◆ WHAT IS NEEDED:
Quote, verbatim, all material below, without pictures.

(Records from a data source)
________________________

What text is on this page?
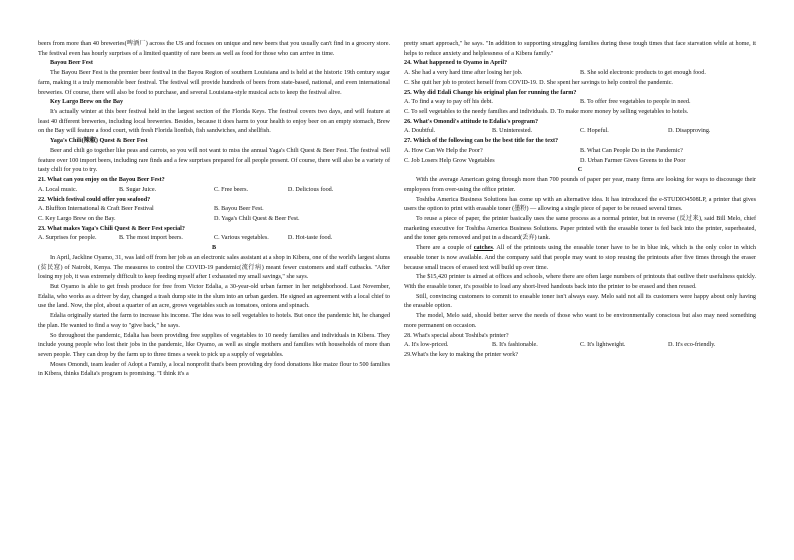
beers from more than 40 breweries(啤酒厂) across the US and focuses on unique and new beers that you usually can't find in a grocery store. The festival even has hourly surprises of a limited quantity of rare beers as well as food for those who can arrive in time.

Bayou Beer Fest

The Bayou Beer Fest is the premier beer festival in the Bayou Region of southern Louisiana and is held at the historic 19th century sugar farm, making it a truly memorable beer festival. The festival will provide hundreds of beers from state-based, national, and even international breweries. Of course, there will also be food to purchase, and several Louisiana-style musical acts to keep the festival alive.

Key Largo Brew on the Bay

It's actually winter at this beer festival held in the largest section of the Florida Keys. The festival covers two days, and will feature at least 40 different breweries, including local breweries. Besides, because it does harm to your health to enjoy beer on an empty stomach, Brew on the Bay will feature a food court, with fresh Florida lionfish, fish sandwiches, and shellfish.

Yaga's Chili(辣椒) Quest & Beer Fest

Beer and chili go together like peas and carrots, so you will not want to miss the annual Yaga's Chili Quest & Beer Fest. The festival will feature over 100 import beers, including rare finds and a few surprises prepared for all people present. Of course, there will also be a variety of tasty chili for you to try.

21. What can you enjoy on the Bayou Beer Fest?

A. Local music.	B. Sugar Juice.	C. Free beers.	D. Delicious food.

22. Which festival could offer you seafood?

A. Bluffton International & Craft Beer Festival	B. Bayou Beer Fest.
C. Key Largo Brew on the Bay.	D. Yaga's Chili Quest & Beer Fest.

23. What makes Yaga's Chili Quest & Beer Fest special?

A. Surprises for people.	B. The most import beers.	C. Various vegetables.	D. Hot-taste food.

B

In April, Jackline Oyamo, 31, was laid off from her job as an electronic sales assistant at a shop in Kibera, one of the world's largest slums (贫民窟) of Nairobi, Kenya. The measures to control the COVID-19 pandemic(流行病) meant fewer customers and staff cutbacks. "After losing my job, it was extremely difficult to keep feeding myself after I exhausted my small savings," she says.

But Oyamo is able to get fresh produce for free from Victor Edalia, a 30-year-old urban farmer in her neighborhood. Last November, Edalia, who works as a driver by day, changed a trash dump site in the slum into an urban garden. He signed an agreement with a local chief to use the land. Now, the plot, about a quarter of an acre, grows vegetables such as tomatoes, onions and spinach.

Edalia originally started the farm to increase his income. The idea was to sell vegetables to hotels. But once the pandemic hit, he changed the plan. He wanted to find a way to "give back," he says.

So throughout the pandemic, Edalia has been providing free supplies of vegetables to 10 needy families and individuals in Kibera. They include young people who lost their jobs in the pandemic, like Oyamo, as well as single mothers and families with households of more than seven people. They can drop by the farm up to three times a week to pick up a supply of vegetables.

Moses Omondi, team leader of Adopt a Family, a local nonprofit that's been providing dry food donations like maize flour to 500 families in Kibera, thinks Edalia's program is promising. "I think it's a

pretty smart approach," he says. "In addition to supporting struggling families during these tough times that face starvation while at home, it helps to reduce anxiety and helplessness of a Kibera family."

24. What happened to Oyamo in April?

A. She had a very hard time after losing her job.	B. She sold electronic products to get enough food.

C. She quit her job to protect herself from COVID-19. D. She spent her savings to help control the pandemic.

25. Why did Edali Change his original plan for running the farm?

A. To find a way to pay off his debt.	B. To offer free vegetables to people in need.

C. To sell vegetables to the needy families and individuals. D. To make more money by selling vegetables to hotels.

26. What's Omondi's attitude to Edalia's program?

A. Doubtful.	B. Uninterested.	C. Hopeful.	D. Disapproving.

27. Which of the following can be the best title for the text?

A. How Can We Help the Poor?	B. What Can People Do in the Pandemic?
C. Job Losers Help Grow Vegetables	D. Urban Farmer Gives Greens to the Poor

C

With the average American going through more than 700 pounds of paper per year, many firms are looking for ways to discourage their employees from over-using the office printer.

Toshiba America Business Solutions has come up with an alternative idea. It has introduced the e-STUDIO4508LP, a printer that gives users the option to print with erasable toner (墨粉) — allowing a single piece of paper to be reused several times.

To reuse a piece of paper, the printer basically uses the same process as a normal printer, but in reverse (反过来), said Bill Melo, chief marketing executive for Toshiba America Business Solutions. Paper printed with the erasable toner is fed back into the printer, superheated, and the toner gets removed and put in a discard(丢弃) tank.

There are a couple of catches. All of the printouts using the erasable toner have to be in blue ink, which is the only color in which erasable toner is now available. And the company said that people may want to stop reusing the printouts after five times through the eraser because small traces of erased text will build up over time.

The $15,420 printer is aimed at offices and schools, where there are often large numbers of printouts that outlive their usefulness quickly. With the erasable toner, it's possible to load any short-lived handouts back into the printer to be erased and then reused.

Still, convincing customers to commit to erasable toner isn't always easy. Melo said not all its customers were happy about only having the erasable option.

The model, Melo said, should better serve the needs of those who want to be environmentally conscious but also may need something more permanent on occasion.

28. What's special about Toshiba's printer?

A. It's low-priced.	B. It's fashionable.	C. It's lightweight.	D. It's eco-friendly.

29.What's the key to making the printer work?
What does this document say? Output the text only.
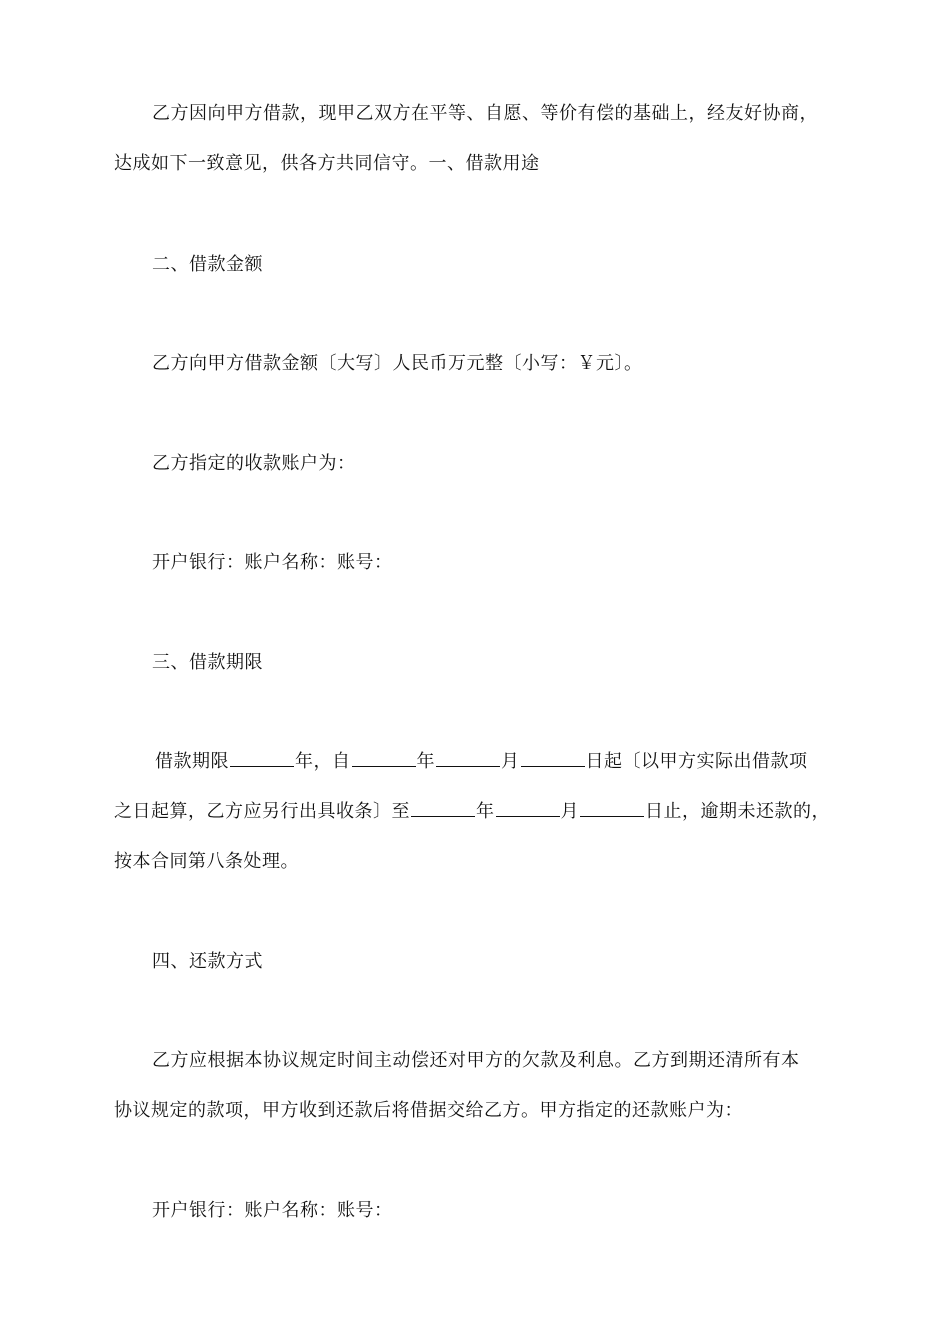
乙方因向甲方借款，现甲乙双方在平等、自愿、等价有偿的基础上，经友好协商，
达成如下一致意见，供各方共同信守。一、借款用途
二、借款金额
乙方向甲方借款金额〔大写〕人民币万元整〔小写：￥元〕。
乙方指定的收款账户为：
开户银行：账户名称：账号：
三、借款期限
借款期限	年，自	年	月	日起〔以甲方实际出借款项
之日起算，乙方应另行出具收条〕至	年	月	日止，逾期未还款的，
按本合同第八条处理。
四、还款方式
乙方应根据本协议规定时间主动偿还对甲方的欠款及利息。乙方到期还清所有本
协议规定的款项，甲方收到还款后将借据交给乙方。甲方指定的还款账户为：
开户银行：账户名称：账号：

________________________

◆ ANSWER TO THIS EXERCISE:
What text is on this page?
beers from more than 40 breweries(啤酒厂) across the US and focuses on unique and new beers that you usually can't find in a grocery store. The festival even has hourly surprises of a limited quantity of rare beers as well as food for those who can arrive in time.

Bayou Beer Fest

The Bayou Beer Fest is the premier beer festival in the Bayou Region of southern Louisiana and is held at the historic 19th century sugar farm, making it a truly memorable beer festival. The festival will provide hundreds of beers from state-based, national, and even international breweries. Of course, there will also be food to purchase, and several Louisiana-style musical acts to keep the festival alive.

Key Largo Brew on the Bay

It's actually winter at this beer festival held in the largest section of the Florida Keys. The festival covers two days, and will feature at least 40 different breweries, including local breweries. Besides, because it does harm to your health to enjoy beer on an empty stomach, Brew on the Bay will feature a food court, with fresh Florida lionfish, fish sandwiches, and shellfish.

Yaga's Chili(辣椒) Quest & Beer Fest

Beer and chili go together like peas and carrots, so you will not want to miss the annual Yaga's Chili Quest & Beer Fest. The festival will feature over 100 import beers, including rare finds and a few surprises prepared for all people present. Of course, there will also be a variety of tasty chili for you to try.

21. What can you enjoy on the Bayou Beer Fest?

A. Local music.	B. Sugar Juice.	C. Free beers.	D. Delicious food.

22. Which festival could offer you seafood?

A. Bluffton International & Craft Beer Festival	B. Bayou Beer Fest.
C. Key Largo Brew on the Bay.	D. Yaga's Chili Quest & Beer Fest.

23. What makes Yaga's Chili Quest & Beer Fest special?

A. Surprises for people.	B. The most import beers.	C. Various vegetables.	D. Hot-taste food.

B

In April, Jackline Oyamo, 31, was laid off from her job as an electronic sales assistant at a shop in Kibera, one of the world's largest slums (贫民窟) of Nairobi, Kenya. The measures to control the COVID-19 pandemic(流行病) meant fewer customers and staff cutbacks. "After losing my job, it was extremely difficult to keep feeding myself after I exhausted my small savings," she says.

But Oyamo is able to get fresh produce for free from Victor Edalia, a 30-year-old urban farmer in her neighborhood. Last November, Edalia, who works as a driver by day, changed a trash dump site in the slum into an urban garden. He signed an agreement with a local chief to use the land. Now, the plot, about a quarter of an acre, grows vegetables such as tomatoes, onions and spinach.

Edalia originally started the farm to increase his income. The idea was to sell vegetables to hotels. But once the pandemic hit, he changed the plan. He wanted to find a way to "give back," he says.

So throughout the pandemic, Edalia has been providing free supplies of vegetables to 10 needy families and individuals in Kibera. They include young people who lost their jobs in the pandemic, like Oyamo, as well as single mothers and families with households of more than seven people. They can drop by the farm up to three times a week to pick up a supply of vegetables.

Moses Omondi, team leader of Adopt a Family, a local nonprofit that's been providing dry food donations like maize flour to 500 families in Kibera, thinks Edalia's program is promising. "I think it's a

pretty smart approach," he says. "In addition to supporting struggling families during these tough times that face starvation while at home, it helps to reduce anxiety and helplessness of a Kibera family."

24. What happened to Oyamo in April?

A. She had a very hard time after losing her job.	B. She sold electronic products to get enough food.

C. She quit her job to protect herself from COVID-19. D. She spent her savings to help control the pandemic.

25. Why did Edali Change his original plan for running the farm?

A. To find a way to pay off his debt.	B. To offer free vegetables to people in need.

C. To sell vegetables to the needy families and individuals. D. To make more money by selling vegetables to hotels.

26. What's Omondi's attitude to Edalia's program?

A. Doubtful.	B. Uninterested.	C. Hopeful.	D. Disapproving.

27. Which of the following can be the best title for the text?

A. How Can We Help the Poor?	B. What Can People Do in the Pandemic?
C. Job Losers Help Grow Vegetables	D. Urban Farmer Gives Greens to the Poor

C

With the average American going through more than 700 pounds of paper per year, many firms are looking for ways to discourage their employees from over-using the office printer.

Toshiba America Business Solutions has come up with an alternative idea. It has introduced the e-STUDIO4508LP, a printer that gives users the option to print with erasable toner (墨粉) — allowing a single piece of paper to be reused several times.

To reuse a piece of paper, the printer basically uses the same process as a normal printer, but in reverse (反过来), said Bill Melo, chief marketing executive for Toshiba America Business Solutions. Paper printed with the erasable toner is fed back into the printer, superheated, and the toner gets removed and put in a discard(丢弃) tank.

There are a couple of catches. All of the printouts using the erasable toner have to be in blue ink, which is the only color in which erasable toner is now available. And the company said that people may want to stop reusing the printouts after five times through the eraser because small traces of erased text will build up over time.

The $15,420 printer is aimed at offices and schools, where there are often large numbers of printouts that outlive their usefulness quickly. With the erasable toner, it's possible to load any short-lived handouts back into the printer to be erased and then reused.

Still, convincing customers to commit to erasable toner isn't always easy. Melo said not all its customers were happy about only having the erasable option.

The model, Melo said, should better serve the needs of those who want to be environmentally conscious but also may need something more permanent on occasion.

28. What's special about Toshiba's printer?

A. It's low-priced.	B. It's fashionable.	C. It's lightweight.	D. It's eco-friendly.

29.What's the key to making the printer work?
What does this document say? Output the text only.
乙方因向甲方借款，现甲乙双方在平等、自愿、等价有偿的基础上，经友好协商，
达成如下一致意见，供各方共同信守。一、借款用途
二、借款金额
乙方向甲方借款金额〔大写〕人民币万元整〔小写：￥元〕。
乙方指定的收款账户为：
开户银行：账户名称：账号：
三、借款期限
借款期限	年，自	年	月	日起〔以甲方实际出借款项
之日起算，乙方应另行出具收条〕至	年	月	日止，逾期未还款的，
按本合同第八条处理。
四、还款方式
乙方应根据本协议规定时间主动偿还对甲方的欠款及利息。乙方到期还清所有本
协议规定的款项，甲方收到还款后将借据交给乙方。甲方指定的还款账户为：
开户银行：账户名称：账号：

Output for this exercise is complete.